Quote every line of the data below as it stands, omitting pictures.

◆ RECORDS FOR THE TASK:
┏━━

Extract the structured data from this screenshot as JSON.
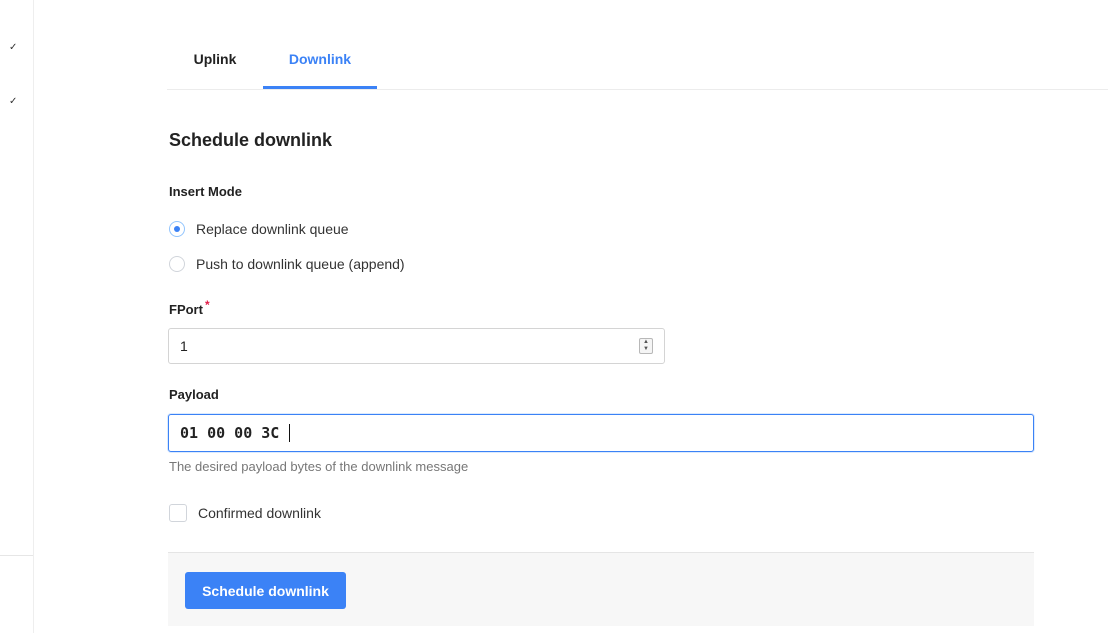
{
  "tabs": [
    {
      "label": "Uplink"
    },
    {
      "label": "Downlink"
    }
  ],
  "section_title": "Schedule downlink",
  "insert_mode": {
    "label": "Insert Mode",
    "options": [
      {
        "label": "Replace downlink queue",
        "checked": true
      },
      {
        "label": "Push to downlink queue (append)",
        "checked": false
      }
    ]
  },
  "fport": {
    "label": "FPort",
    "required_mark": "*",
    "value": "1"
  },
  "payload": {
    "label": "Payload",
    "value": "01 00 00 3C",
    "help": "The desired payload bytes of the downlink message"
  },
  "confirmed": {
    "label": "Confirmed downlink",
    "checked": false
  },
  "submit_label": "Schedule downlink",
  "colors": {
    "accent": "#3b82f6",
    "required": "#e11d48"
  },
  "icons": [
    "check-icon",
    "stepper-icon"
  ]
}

┗━━

◆ COMPLETE RESPONSE:
Extract the structured data from this screenshot as JSON.
{
  "tabs": [
    {
      "label": "Uplink"
    },
    {
      "label": "Downlink"
    }
  ],
  "section_title": "Schedule downlink",
  "insert_mode": {
    "label": "Insert Mode",
    "options": [
      {
        "label": "Replace downlink queue",
        "checked": true
      },
      {
        "label": "Push to downlink queue (append)",
        "checked": false
      }
    ]
  },
  "fport": {
    "label": "FPort",
    "required_mark": "*",
    "value": "1"
  },
  "payload": {
    "label": "Payload",
    "value": "01 00 00 3C",
    "help": "The desired payload bytes of the downlink message"
  },
  "confirmed": {
    "label": "Confirmed downlink",
    "checked": false
  },
  "submit_label": "Schedule downlink",
  "colors": {
    "accent": "#3b82f6",
    "required": "#e11d48"
  },
  "icons": [
    "check-icon",
    "stepper-icon"
  ]
}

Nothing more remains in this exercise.